- _WHAT YOU SHOULD DO_: Compile every line that includes the word "皮肤冻裂".

□ □ □ □ □

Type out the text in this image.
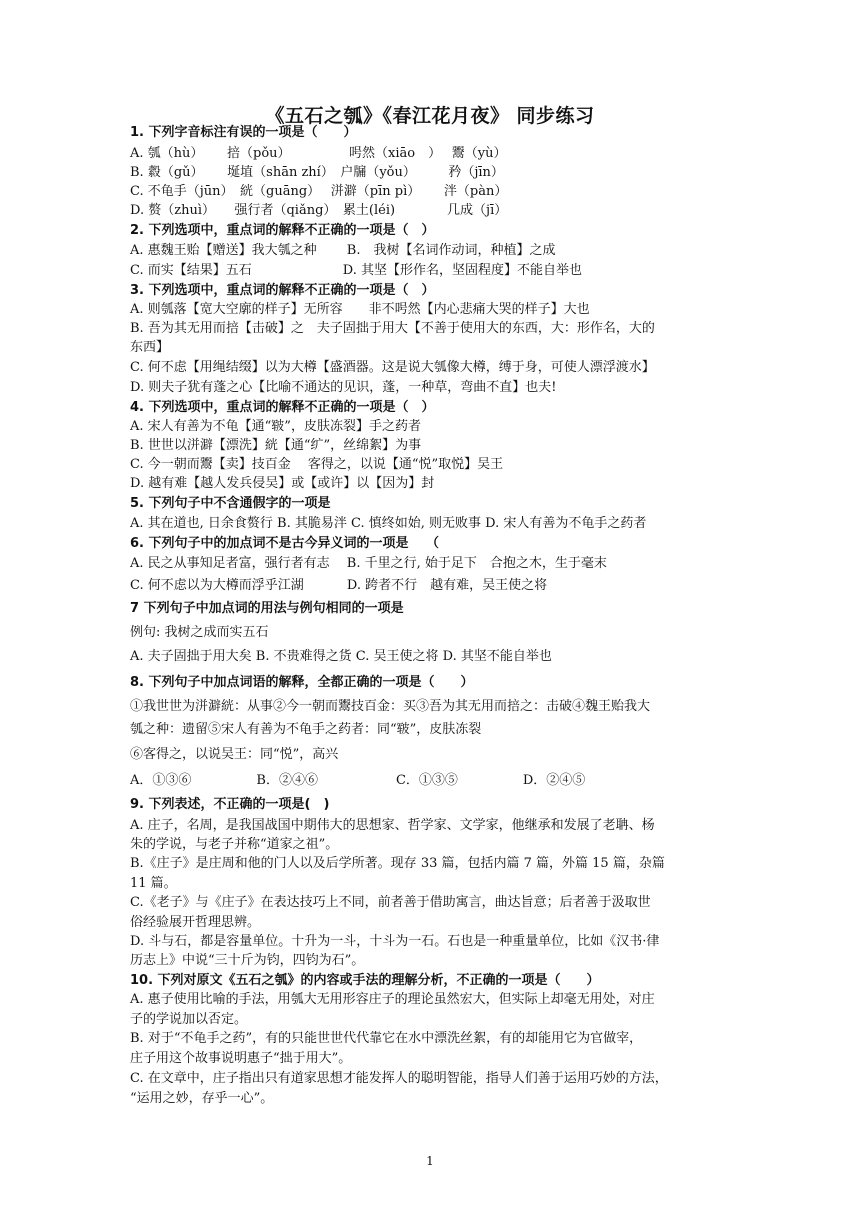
《五石之瓠》《春江花月夜》 同步练习
1. 下列字音标注有误的一项是（　　）
A. 瓠（hù）　　 掊（pǒu）　　　　　呺然（xiāo　）　 鬻（yù）
B. 縠（gǔ）　　 埏埴（shān zhí）　户牖（yǒu）　　　矜（jīn）
C. 不龟手（jūn）　絖（guāng）　 洴澼（pīn pì）　　 泮（pàn）
D. 赘（zhuì）　　强行者（qiǎng）　累土(léi)　　　　几成（jī）
2. 下列选项中，重点词的解释不正确的一项是（　）
A. 惠魏王贻【赠送】我大瓠之种　　 B.　我树【名词作动词，种植】之成
C. 而实【结果】五石　　　　　　　D. 其坚【形作名，坚固程度】不能自举也
3. 下列选项中，重点词的解释不正确的一项是（　）
A. 则瓠落【宽大空廓的样子】无所容　　非不呺然【内心悲痛大哭的样子】大也
B. 吾为其无用而掊【击破】之　夫子固拙于用大【不善于使用大的东西，大：形作名，大的
东西】
C. 何不虑【用绳结缀】以为大樽【盛酒器。这是说大瓠像大樽，缚于身，可使人漂浮渡水】
D. 则夫子犹有蓬之心【比喻不通达的见识，蓬，一种草，弯曲不直】也夫!
4. 下列选项中，重点词的解释不正确的一项是（　）
A. 宋人有善为不龟【通“皲”，皮肤冻裂】手之药者
B. 世世以洴澼【漂洗】絖【通“纩”，丝绵絮】为事
C. 今一朝而鬻【卖】技百金　 客得之，以说【通“悦”取悦】吴王
D. 越有难【越人发兵侵吴】或【或许】以【因为】封
5. 下列句子中不含通假字的一项是
A. 其在道也, 日余食赘行 B. 其脆易泮 C. 慎终如始, 则无败事 D. 宋人有善为不龟手之药者
6. 下列句子中的加点词不是古今异义词的一项是　 （
A. 民之从事知足者富，强行者有志　 B. 千里之行, 始于足下　合抱之木，生于毫末
C. 何不虑以为大樽而浮乎江湖　　　 D. 跨者不行　越有难，吴王使之将
7 下列句子中加点词的用法与例句相同的一项是
例句: 我树之成而实五石
A. 夫子固拙于用大矣 B. 不贵难得之货 C. 吴王使之将 D. 其坚不能自举也
8. 下列句子中加点词语的解释，全都正确的一项是（　　）
①我世世为洴澼絖：从事②今一朝而鬻技百金：买③吾为其无用而掊之：击破④魏王贻我大
瓠之种：遗留⑤宋人有善为不龟手之药者：同“皲”，皮肤冻裂
⑥客得之，以说吴王：同“悦”，高兴
A．①③⑥　　　　　B．②④⑥　　　　　　C．①③⑤　　　　　D．②④⑤
9. 下列表述，不正确的一项是(　)
A. 庄子，名周，是我国战国中期伟大的思想家、哲学家、文学家，他继承和发展了老聃、杨
朱的学说，与老子并称“道家之祖”。
B.《庄子》是庄周和他的门人以及后学所著。现存 33 篇，包括内篇 7 篇，外篇 15 篇，杂篇
11 篇。
C.《老子》与《庄子》在表达技巧上不同，前者善于借助寓言，曲达旨意；后者善于汲取世
俗经验展开哲理思辨。
D. 斗与石，都是容量单位。十升为一斗，十斗为一石。石也是一种重量单位，比如《汉书·律
历志上》中说“三十斤为钧，四钧为石”。
10. 下列对原文《五石之瓠》的内容或手法的理解分析，不正确的一项是（　　）
A. 惠子使用比喻的手法，用瓠大无用形容庄子的理论虽然宏大，但实际上却毫无用处，对庄
子的学说加以否定。
B. 对于“不龟手之药”，有的只能世世代代靠它在水中漂洗丝絮，有的却能用它为官做宰，
庄子用这个故事说明惠子“拙于用大”。
C. 在文章中，庄子指出只有道家思想才能发挥人的聪明智能，指导人们善于运用巧妙的方法，
“运用之妙，存乎一心”。
1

□ □ □ □ □

- _FINAL ANSWER_:
A. 宋人有善为不龟【通“皲”，皮肤冻裂】手之药者
瓠之种：遗留⑤宋人有善为不龟手之药者：同“皲”，皮肤冻裂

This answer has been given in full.